**Description of the task**
The data must be written out once more, precisely as given.
-------
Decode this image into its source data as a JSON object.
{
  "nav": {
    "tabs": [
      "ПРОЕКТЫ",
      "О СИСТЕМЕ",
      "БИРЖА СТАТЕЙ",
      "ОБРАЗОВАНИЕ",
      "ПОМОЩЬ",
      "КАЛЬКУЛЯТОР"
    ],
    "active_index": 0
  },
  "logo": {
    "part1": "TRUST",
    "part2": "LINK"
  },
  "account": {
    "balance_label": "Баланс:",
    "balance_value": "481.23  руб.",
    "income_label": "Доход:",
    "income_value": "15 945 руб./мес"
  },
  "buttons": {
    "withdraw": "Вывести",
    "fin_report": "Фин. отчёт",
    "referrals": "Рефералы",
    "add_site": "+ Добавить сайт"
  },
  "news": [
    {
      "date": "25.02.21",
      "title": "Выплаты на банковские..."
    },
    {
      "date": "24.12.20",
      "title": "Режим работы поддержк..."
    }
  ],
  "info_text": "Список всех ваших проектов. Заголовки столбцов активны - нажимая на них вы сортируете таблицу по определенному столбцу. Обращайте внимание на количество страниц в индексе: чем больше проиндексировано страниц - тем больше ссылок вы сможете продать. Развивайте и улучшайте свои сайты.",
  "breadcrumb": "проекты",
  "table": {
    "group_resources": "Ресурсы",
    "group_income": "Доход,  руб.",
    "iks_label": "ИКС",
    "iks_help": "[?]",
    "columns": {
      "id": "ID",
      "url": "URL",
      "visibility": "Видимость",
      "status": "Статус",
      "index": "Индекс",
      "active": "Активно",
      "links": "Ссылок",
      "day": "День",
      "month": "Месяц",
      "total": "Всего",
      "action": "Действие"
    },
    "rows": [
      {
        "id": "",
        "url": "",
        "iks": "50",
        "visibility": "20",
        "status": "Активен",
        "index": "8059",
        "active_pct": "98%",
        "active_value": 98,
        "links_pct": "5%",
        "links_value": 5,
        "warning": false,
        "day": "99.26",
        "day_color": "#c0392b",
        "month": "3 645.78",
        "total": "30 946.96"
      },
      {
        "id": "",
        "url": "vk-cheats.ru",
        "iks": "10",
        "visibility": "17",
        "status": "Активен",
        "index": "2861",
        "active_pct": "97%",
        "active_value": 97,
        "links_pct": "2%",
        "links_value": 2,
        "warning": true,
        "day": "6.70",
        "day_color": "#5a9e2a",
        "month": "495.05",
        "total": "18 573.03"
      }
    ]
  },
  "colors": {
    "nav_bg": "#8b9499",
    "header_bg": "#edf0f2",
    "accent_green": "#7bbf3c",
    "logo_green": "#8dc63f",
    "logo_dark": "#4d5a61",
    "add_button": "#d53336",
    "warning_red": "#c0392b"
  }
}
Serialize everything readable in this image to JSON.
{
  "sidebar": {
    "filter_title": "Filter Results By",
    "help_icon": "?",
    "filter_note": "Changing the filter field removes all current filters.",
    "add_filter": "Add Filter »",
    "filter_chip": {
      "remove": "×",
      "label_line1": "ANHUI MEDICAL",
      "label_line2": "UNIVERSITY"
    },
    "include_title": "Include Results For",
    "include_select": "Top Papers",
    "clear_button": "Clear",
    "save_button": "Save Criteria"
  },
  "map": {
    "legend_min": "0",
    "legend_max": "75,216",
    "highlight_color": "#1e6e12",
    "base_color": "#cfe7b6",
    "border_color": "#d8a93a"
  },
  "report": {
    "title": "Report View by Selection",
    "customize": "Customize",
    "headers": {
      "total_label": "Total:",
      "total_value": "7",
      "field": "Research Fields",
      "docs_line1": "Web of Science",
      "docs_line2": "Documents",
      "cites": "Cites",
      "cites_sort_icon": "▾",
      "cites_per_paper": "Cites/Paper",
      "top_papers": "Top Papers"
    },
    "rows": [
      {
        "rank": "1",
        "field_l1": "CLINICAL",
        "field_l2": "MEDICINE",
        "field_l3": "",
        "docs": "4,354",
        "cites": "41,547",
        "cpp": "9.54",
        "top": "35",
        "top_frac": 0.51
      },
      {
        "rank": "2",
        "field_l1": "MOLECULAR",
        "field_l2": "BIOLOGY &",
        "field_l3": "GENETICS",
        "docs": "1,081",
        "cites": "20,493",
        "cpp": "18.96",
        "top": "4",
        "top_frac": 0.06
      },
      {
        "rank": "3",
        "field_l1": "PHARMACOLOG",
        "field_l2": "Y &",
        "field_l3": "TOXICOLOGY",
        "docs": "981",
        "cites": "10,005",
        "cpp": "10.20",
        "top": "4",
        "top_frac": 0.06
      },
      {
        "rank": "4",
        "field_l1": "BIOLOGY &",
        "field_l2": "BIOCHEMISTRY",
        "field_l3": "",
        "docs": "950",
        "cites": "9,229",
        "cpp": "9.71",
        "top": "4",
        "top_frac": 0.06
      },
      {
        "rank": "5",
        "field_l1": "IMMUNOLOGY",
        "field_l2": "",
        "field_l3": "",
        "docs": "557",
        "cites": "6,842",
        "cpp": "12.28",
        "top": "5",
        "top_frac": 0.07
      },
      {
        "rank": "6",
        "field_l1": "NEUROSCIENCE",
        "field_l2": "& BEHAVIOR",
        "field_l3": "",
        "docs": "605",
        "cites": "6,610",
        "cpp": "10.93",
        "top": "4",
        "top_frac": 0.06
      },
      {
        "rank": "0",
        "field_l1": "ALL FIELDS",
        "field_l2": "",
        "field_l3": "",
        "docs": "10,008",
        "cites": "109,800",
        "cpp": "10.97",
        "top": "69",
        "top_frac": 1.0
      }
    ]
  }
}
-------
**Exercise answer**
Decode this image into its source data as a JSON object.
{
  "nav": {
    "tabs": [
      "ПРОЕКТЫ",
      "О СИСТЕМЕ",
      "БИРЖА СТАТЕЙ",
      "ОБРАЗОВАНИЕ",
      "ПОМОЩЬ",
      "КАЛЬКУЛЯТОР"
    ],
    "active_index": 0
  },
  "logo": {
    "part1": "TRUST",
    "part2": "LINK"
  },
  "account": {
    "balance_label": "Баланс:",
    "balance_value": "481.23  руб.",
    "income_label": "Доход:",
    "income_value": "15 945 руб./мес"
  },
  "buttons": {
    "withdraw": "Вывести",
    "fin_report": "Фин. отчёт",
    "referrals": "Рефералы",
    "add_site": "+ Добавить сайт"
  },
  "news": [
    {
      "date": "25.02.21",
      "title": "Выплаты на банковские..."
    },
    {
      "date": "24.12.20",
      "title": "Режим работы поддержк..."
    }
  ],
  "info_text": "Список всех ваших проектов. Заголовки столбцов активны - нажимая на них вы сортируете таблицу по определенному столбцу. Обращайте внимание на количество страниц в индексе: чем больше проиндексировано страниц - тем больше ссылок вы сможете продать. Развивайте и улучшайте свои сайты.",
  "breadcrumb": "проекты",
  "table": {
    "group_resources": "Ресурсы",
    "group_income": "Доход,  руб.",
    "iks_label": "ИКС",
    "iks_help": "[?]",
    "columns": {
      "id": "ID",
      "url": "URL",
      "visibility": "Видимость",
      "status": "Статус",
      "index": "Индекс",
      "active": "Активно",
      "links": "Ссылок",
      "day": "День",
      "month": "Месяц",
      "total": "Всего",
      "action": "Действие"
    },
    "rows": [
      {
        "id": "",
        "url": "",
        "iks": "50",
        "visibility": "20",
        "status": "Активен",
        "index": "8059",
        "active_pct": "98%",
        "active_value": 98,
        "links_pct": "5%",
        "links_value": 5,
        "warning": false,
        "day": "99.26",
        "day_color": "#c0392b",
        "month": "3 645.78",
        "total": "30 946.96"
      },
      {
        "id": "",
        "url": "vk-cheats.ru",
        "iks": "10",
        "visibility": "17",
        "status": "Активен",
        "index": "2861",
        "active_pct": "97%",
        "active_value": 97,
        "links_pct": "2%",
        "links_value": 2,
        "warning": true,
        "day": "6.70",
        "day_color": "#5a9e2a",
        "month": "495.05",
        "total": "18 573.03"
      }
    ]
  },
  "colors": {
    "nav_bg": "#8b9499",
    "header_bg": "#edf0f2",
    "accent_green": "#7bbf3c",
    "logo_green": "#8dc63f",
    "logo_dark": "#4d5a61",
    "add_button": "#d53336",
    "warning_red": "#c0392b"
  }
}
Serialize everything readable in this image to JSON.
{
  "sidebar": {
    "filter_title": "Filter Results By",
    "help_icon": "?",
    "filter_note": "Changing the filter field removes all current filters.",
    "add_filter": "Add Filter »",
    "filter_chip": {
      "remove": "×",
      "label_line1": "ANHUI MEDICAL",
      "label_line2": "UNIVERSITY"
    },
    "include_title": "Include Results For",
    "include_select": "Top Papers",
    "clear_button": "Clear",
    "save_button": "Save Criteria"
  },
  "map": {
    "legend_min": "0",
    "legend_max": "75,216",
    "highlight_color": "#1e6e12",
    "base_color": "#cfe7b6",
    "border_color": "#d8a93a"
  },
  "report": {
    "title": "Report View by Selection",
    "customize": "Customize",
    "headers": {
      "total_label": "Total:",
      "total_value": "7",
      "field": "Research Fields",
      "docs_line1": "Web of Science",
      "docs_line2": "Documents",
      "cites": "Cites",
      "cites_sort_icon": "▾",
      "cites_per_paper": "Cites/Paper",
      "top_papers": "Top Papers"
    },
    "rows": [
      {
        "rank": "1",
        "field_l1": "CLINICAL",
        "field_l2": "MEDICINE",
        "field_l3": "",
        "docs": "4,354",
        "cites": "41,547",
        "cpp": "9.54",
        "top": "35",
        "top_frac": 0.51
      },
      {
        "rank": "2",
        "field_l1": "MOLECULAR",
        "field_l2": "BIOLOGY &",
        "field_l3": "GENETICS",
        "docs": "1,081",
        "cites": "20,493",
        "cpp": "18.96",
        "top": "4",
        "top_frac": 0.06
      },
      {
        "rank": "3",
        "field_l1": "PHARMACOLOG",
        "field_l2": "Y &",
        "field_l3": "TOXICOLOGY",
        "docs": "981",
        "cites": "10,005",
        "cpp": "10.20",
        "top": "4",
        "top_frac": 0.06
      },
      {
        "rank": "4",
        "field_l1": "BIOLOGY &",
        "field_l2": "BIOCHEMISTRY",
        "field_l3": "",
        "docs": "950",
        "cites": "9,229",
        "cpp": "9.71",
        "top": "4",
        "top_frac": 0.06
      },
      {
        "rank": "5",
        "field_l1": "IMMUNOLOGY",
        "field_l2": "",
        "field_l3": "",
        "docs": "557",
        "cites": "6,842",
        "cpp": "12.28",
        "top": "5",
        "top_frac": 0.07
      },
      {
        "rank": "6",
        "field_l1": "NEUROSCIENCE",
        "field_l2": "& BEHAVIOR",
        "field_l3": "",
        "docs": "605",
        "cites": "6,610",
        "cpp": "10.93",
        "top": "4",
        "top_frac": 0.06
      },
      {
        "rank": "0",
        "field_l1": "ALL FIELDS",
        "field_l2": "",
        "field_l3": "",
        "docs": "10,008",
        "cites": "109,800",
        "cpp": "10.97",
        "top": "69",
        "top_frac": 1.0
      }
    ]
  }
}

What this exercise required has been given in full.